• Written instruction: Select each line where the word "coefficient" appears.

• Material provided:

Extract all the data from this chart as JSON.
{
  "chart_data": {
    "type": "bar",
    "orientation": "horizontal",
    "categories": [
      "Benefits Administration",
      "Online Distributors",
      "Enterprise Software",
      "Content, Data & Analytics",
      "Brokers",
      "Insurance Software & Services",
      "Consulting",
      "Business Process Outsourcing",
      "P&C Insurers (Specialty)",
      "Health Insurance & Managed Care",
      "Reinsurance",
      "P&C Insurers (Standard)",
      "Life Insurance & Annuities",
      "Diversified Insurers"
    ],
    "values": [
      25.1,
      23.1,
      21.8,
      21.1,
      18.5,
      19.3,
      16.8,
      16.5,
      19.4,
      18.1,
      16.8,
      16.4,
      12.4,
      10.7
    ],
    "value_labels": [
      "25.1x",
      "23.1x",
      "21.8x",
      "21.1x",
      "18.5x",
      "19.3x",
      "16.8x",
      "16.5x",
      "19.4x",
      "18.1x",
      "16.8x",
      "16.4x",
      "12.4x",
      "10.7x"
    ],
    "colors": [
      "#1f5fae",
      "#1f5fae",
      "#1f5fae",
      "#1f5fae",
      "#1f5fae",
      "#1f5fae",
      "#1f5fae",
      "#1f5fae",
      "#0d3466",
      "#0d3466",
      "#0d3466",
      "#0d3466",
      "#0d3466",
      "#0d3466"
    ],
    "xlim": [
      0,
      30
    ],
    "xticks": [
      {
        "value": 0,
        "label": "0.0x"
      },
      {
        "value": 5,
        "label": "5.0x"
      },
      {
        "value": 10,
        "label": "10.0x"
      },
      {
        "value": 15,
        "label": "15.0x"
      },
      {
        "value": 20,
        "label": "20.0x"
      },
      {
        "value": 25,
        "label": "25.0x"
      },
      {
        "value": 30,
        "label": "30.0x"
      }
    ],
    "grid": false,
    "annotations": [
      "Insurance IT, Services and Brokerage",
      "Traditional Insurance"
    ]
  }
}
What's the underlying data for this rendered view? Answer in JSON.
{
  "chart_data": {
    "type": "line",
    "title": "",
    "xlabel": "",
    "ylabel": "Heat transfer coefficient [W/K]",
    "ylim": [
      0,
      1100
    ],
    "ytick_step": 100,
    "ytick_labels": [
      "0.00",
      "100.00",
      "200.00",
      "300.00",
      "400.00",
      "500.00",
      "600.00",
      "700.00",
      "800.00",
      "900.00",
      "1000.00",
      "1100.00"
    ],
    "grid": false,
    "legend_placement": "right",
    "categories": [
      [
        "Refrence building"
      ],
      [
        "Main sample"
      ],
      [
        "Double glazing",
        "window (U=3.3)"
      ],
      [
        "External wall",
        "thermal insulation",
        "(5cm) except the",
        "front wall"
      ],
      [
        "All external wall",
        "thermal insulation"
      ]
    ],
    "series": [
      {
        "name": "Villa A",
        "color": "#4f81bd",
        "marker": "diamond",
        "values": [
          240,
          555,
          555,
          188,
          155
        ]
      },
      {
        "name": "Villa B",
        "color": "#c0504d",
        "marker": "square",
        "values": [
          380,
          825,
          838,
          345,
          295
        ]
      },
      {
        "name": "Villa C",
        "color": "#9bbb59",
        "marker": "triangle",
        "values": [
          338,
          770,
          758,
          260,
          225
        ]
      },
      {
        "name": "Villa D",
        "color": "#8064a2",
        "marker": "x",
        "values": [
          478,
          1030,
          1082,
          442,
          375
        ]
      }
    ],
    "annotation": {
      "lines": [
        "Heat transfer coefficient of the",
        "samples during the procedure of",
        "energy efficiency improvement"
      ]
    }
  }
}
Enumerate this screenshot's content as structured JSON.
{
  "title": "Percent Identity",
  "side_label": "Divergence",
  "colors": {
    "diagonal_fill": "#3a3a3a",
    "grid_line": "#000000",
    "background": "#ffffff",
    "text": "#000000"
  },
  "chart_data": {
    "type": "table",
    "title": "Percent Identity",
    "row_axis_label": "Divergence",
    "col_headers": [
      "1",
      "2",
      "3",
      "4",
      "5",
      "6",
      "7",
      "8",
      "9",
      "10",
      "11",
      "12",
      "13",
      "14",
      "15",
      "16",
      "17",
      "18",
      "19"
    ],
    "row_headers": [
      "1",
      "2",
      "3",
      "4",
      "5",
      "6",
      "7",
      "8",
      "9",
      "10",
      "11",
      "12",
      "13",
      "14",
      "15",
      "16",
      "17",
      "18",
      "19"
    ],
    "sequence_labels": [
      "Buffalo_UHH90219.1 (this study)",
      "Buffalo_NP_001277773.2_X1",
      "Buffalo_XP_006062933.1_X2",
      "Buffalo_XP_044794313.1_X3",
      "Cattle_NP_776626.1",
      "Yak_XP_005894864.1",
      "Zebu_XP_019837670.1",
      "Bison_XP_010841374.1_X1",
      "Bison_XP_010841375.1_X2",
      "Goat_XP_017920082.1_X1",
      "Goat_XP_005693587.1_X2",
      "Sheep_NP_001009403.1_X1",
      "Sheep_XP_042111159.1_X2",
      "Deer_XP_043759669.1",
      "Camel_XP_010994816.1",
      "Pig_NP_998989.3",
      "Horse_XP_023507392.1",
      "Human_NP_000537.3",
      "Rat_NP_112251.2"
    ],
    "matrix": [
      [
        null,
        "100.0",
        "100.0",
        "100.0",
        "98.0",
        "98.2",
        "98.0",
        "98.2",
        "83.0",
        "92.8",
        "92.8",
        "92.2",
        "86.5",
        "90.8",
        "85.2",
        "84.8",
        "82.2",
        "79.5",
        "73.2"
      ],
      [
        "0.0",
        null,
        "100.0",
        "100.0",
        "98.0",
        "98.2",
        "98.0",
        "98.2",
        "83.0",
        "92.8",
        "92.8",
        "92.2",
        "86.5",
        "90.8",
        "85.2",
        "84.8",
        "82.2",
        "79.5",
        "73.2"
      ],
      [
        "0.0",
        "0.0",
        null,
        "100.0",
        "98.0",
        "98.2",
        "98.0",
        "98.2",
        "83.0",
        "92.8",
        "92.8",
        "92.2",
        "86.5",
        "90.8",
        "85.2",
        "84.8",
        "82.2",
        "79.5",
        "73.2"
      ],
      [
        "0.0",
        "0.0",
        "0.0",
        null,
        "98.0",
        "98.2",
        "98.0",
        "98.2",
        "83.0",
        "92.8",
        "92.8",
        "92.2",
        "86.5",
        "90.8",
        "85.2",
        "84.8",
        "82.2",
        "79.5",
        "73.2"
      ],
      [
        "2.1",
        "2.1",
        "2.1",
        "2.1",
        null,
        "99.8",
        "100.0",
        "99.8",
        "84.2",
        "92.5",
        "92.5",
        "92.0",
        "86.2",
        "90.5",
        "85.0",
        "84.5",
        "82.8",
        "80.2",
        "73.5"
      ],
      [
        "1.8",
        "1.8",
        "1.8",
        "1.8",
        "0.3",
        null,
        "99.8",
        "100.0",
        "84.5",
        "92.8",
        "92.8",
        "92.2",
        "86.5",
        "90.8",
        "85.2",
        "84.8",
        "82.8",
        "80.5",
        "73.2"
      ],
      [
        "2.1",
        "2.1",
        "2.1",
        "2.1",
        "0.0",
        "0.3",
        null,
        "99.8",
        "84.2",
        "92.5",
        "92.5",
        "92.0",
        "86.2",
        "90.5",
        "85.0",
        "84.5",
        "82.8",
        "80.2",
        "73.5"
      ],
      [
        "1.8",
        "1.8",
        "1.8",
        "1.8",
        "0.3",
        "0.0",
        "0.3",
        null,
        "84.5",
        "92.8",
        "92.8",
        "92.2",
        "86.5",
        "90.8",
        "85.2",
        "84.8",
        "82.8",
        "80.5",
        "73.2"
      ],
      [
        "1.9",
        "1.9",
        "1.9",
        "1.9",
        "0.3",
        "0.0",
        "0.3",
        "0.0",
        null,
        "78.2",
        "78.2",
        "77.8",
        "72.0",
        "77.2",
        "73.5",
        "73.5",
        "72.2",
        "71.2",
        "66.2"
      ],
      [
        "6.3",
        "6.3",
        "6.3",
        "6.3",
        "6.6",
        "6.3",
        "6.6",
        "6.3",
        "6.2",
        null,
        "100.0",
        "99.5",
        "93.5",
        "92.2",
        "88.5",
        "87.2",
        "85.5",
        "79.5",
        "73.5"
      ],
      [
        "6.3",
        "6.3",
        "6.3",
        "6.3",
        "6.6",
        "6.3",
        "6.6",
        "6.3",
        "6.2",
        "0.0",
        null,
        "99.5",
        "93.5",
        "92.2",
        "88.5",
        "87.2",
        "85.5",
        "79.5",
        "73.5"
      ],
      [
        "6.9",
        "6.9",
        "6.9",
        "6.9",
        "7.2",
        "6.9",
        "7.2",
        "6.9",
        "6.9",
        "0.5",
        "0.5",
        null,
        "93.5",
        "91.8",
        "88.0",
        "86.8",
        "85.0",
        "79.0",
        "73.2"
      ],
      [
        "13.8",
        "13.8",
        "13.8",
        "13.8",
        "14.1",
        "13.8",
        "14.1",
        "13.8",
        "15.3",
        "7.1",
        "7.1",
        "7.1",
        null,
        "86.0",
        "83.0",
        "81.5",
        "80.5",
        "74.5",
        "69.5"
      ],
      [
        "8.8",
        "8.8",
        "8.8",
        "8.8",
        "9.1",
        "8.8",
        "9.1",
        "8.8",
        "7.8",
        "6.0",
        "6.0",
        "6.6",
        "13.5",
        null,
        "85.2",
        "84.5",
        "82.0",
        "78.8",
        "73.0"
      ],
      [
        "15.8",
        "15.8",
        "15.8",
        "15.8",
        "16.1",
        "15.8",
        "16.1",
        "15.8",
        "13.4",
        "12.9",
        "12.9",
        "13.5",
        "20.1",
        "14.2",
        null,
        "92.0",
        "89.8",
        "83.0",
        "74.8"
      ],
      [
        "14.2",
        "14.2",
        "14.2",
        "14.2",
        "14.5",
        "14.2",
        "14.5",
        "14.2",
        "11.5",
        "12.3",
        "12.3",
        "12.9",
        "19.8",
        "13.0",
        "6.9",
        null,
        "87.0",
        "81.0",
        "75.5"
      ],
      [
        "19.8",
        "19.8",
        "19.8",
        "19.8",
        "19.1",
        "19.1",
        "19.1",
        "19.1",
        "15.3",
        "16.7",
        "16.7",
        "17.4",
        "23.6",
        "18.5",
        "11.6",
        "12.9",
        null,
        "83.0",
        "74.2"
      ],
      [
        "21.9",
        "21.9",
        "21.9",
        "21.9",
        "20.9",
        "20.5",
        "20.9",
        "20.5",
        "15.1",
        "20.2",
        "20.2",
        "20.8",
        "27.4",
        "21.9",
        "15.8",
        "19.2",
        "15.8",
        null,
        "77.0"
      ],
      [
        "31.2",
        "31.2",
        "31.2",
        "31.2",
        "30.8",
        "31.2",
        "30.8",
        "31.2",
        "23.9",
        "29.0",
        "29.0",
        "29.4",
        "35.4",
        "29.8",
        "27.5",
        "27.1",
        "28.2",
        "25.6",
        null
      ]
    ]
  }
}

• Finished answer:
    "ylabel": "Heat transfer coefficient [W/K]",
        "Heat transfer coefficient of the",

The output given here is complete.